(Records from a collection)
»»

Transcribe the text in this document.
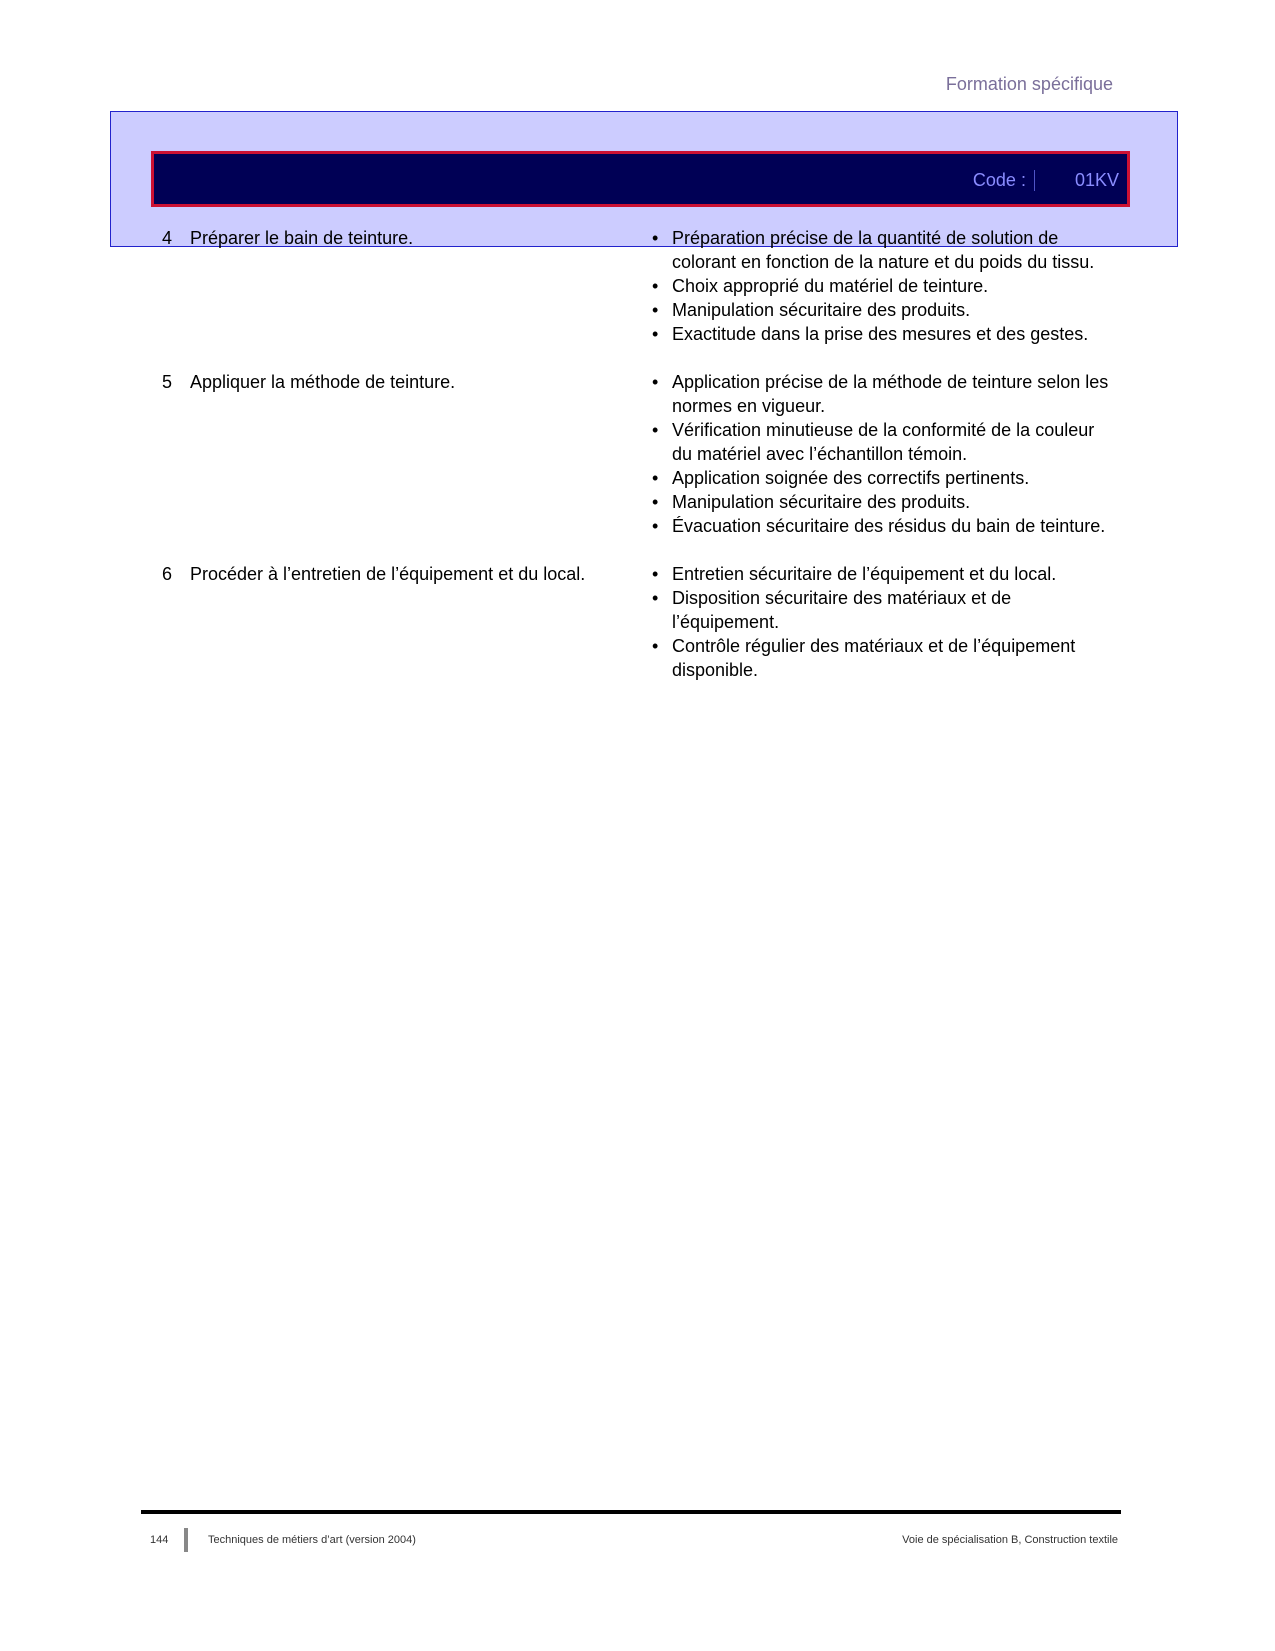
Formation spécifique
Code :	01KV
4 Préparer le bain de teinture.	• Préparation précise de la quantité de solution de colorant en fonction de la nature et du poids du tissu.
• Choix approprié du matériel de teinture.
• Manipulation sécuritaire des produits.
• Exactitude dans la prise des mesures et des gestes.
5 Appliquer la méthode de teinture.	• Application précise de la méthode de teinture selon les normes en vigueur.
• Vérification minutieuse de la conformité de la couleur du matériel avec l’échantillon témoin.
• Application soignée des correctifs pertinents.
• Manipulation sécuritaire des produits.
• Évacuation sécuritaire des résidus du bain de teinture.
6 Procéder à l’entretien de l’équipement et du local.	• Entretien sécuritaire de l’équipement et du local.
• Disposition sécuritaire des matériaux et de l’équipement.
• Contrôle régulier des matériaux et de l’équipement disponible.
144	Techniques de métiers d’art (version 2004)	Voie de spécialisation B, Construction textile
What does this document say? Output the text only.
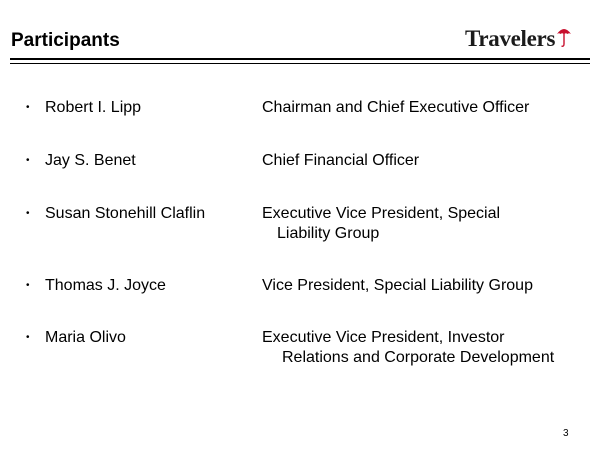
Participants	Travelers
• Robert I. Lipp	Chairman and Chief Executive Officer
• Jay S. Benet	Chief Financial Officer
• Susan Stonehill Claflin	Executive Vice President, Special
Liability Group
• Thomas J. Joyce	Vice President, Special Liability Group
• Maria Olivo	Executive Vice President, Investor
Relations and Corporate Development
3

««

§ **TASK DETAILS**
Within the records, how many lines include "document"? The answer is the number and nothing else.

§ **RESULT**
2